### Problem description
Every entry below should be repeated exactly; the pictures should not.

### Records supplied
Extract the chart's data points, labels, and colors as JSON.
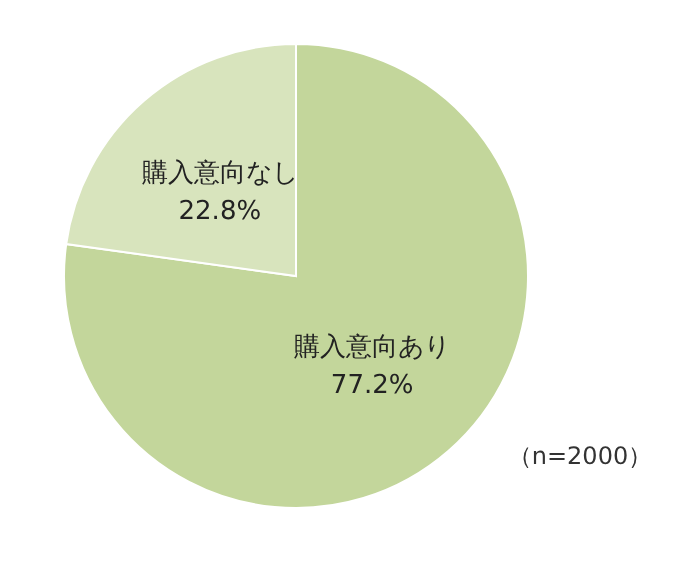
{
  "chart_data": {
    "type": "pie",
    "categories": [
      "購入意向あり",
      "購入意向なし"
    ],
    "values": [
      77.2,
      22.8
    ],
    "colors": [
      "#c3d69b",
      "#d8e4bd"
    ],
    "value_labels": [
      "77.2%",
      "22.8%"
    ],
    "annotations": [
      "（n=2000）"
    ],
    "legend": false
  }
}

### Reply to the task
Extract the chart's data points, labels, and colors as JSON.
{
  "chart_data": {
    "type": "pie",
    "categories": [
      "購入意向あり",
      "購入意向なし"
    ],
    "values": [
      77.2,
      22.8
    ],
    "colors": [
      "#c3d69b",
      "#d8e4bd"
    ],
    "value_labels": [
      "77.2%",
      "22.8%"
    ],
    "annotations": [
      "（n=2000）"
    ],
    "legend": false
  }
}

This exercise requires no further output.